**Task details:** What two common features of soft matter does the session listing's keynote abstract name?

1:30 pm – 6:00 pm:
T11-Applied Rheology
(Moderators: Manojkumar Chellamuthu, Tieqi Li)-Room S320A

1:30 pm – 2:00 pm:
KEYNOTE: The Rheological Intricacies of Soft Matter

Henning Winter
Soft matter (SM) is a common term for many viscoelastic liquids and solids such as polymers, emulsions, paints, gels, and soft glasses. SM combines viscous and elastic properties in intriguing ways. Common features are a low modulus (low complex modulus for liquid SM) and slow relaxation of stress. The internal structure typically is out of equilibrium. Most SM is very fragile. This results from SM’s low modulus, where a low stress already causes large strain and internal rupturing (yielding). Quite often, it is hard to decide whether a specific SM is a liquid or solid. This shared rheological behavior makes all kinds of SM similar in appearance, however, individual relaxation patterns and viscoelasticity in general can be vastly different between one SM and another. This is where rheology becomes interesting. Time-resolved rheological methods for SM will be introduced and an attempt will be made to classify SM in terms of their characteristic relaxation patterns. Experiments demonstrate the diversity of relaxation time spectra (relaxation patterns) in SM. Which viscoelastic material functions are most sensitive to distinguish between these classes of SM?  What limitations need to be considered?  Is there some in-between behavior? This will be shown with chemical gels, physical gels, colloidal glasses, molecular glass formers, and drying waterborne paint.

**Information supplied:**

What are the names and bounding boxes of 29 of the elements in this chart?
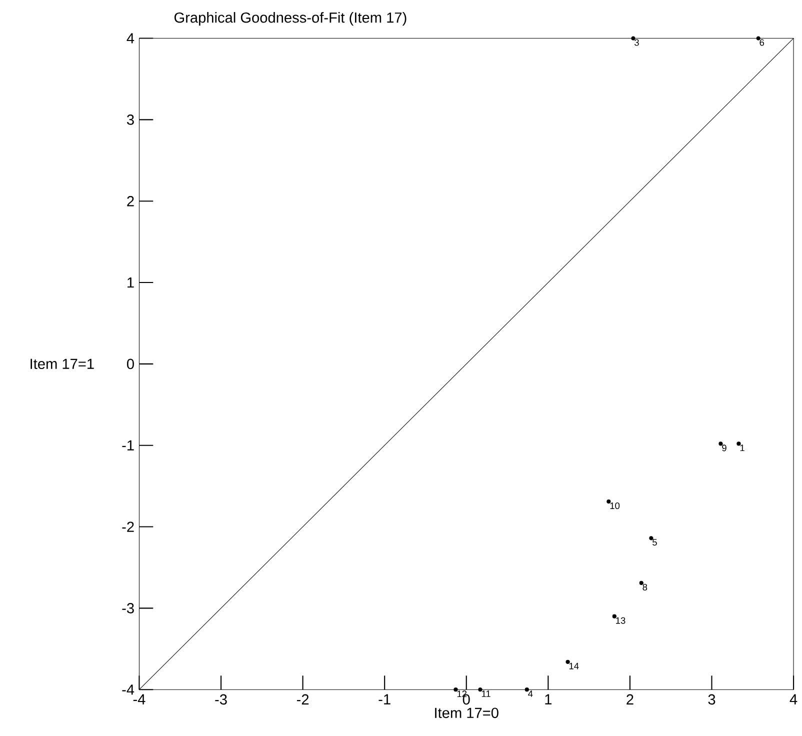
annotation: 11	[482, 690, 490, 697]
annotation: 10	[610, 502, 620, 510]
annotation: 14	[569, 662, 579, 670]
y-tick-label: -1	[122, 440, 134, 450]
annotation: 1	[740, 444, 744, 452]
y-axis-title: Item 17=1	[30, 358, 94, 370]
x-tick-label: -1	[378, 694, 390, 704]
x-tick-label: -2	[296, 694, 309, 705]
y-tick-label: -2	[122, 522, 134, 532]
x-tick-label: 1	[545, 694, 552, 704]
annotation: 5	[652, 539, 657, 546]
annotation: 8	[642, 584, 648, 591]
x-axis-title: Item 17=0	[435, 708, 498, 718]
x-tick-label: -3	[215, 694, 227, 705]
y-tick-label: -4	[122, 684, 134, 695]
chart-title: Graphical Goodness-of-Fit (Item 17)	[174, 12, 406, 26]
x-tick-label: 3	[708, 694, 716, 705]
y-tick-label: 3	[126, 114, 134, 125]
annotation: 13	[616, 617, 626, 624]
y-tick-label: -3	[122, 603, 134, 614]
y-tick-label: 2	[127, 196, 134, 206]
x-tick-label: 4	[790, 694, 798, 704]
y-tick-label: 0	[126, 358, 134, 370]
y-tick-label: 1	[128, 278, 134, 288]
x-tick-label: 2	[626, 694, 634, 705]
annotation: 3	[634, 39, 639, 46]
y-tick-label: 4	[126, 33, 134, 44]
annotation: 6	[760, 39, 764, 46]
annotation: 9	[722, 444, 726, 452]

**Exercise solution:** A low modulus and slow relaxation of stress.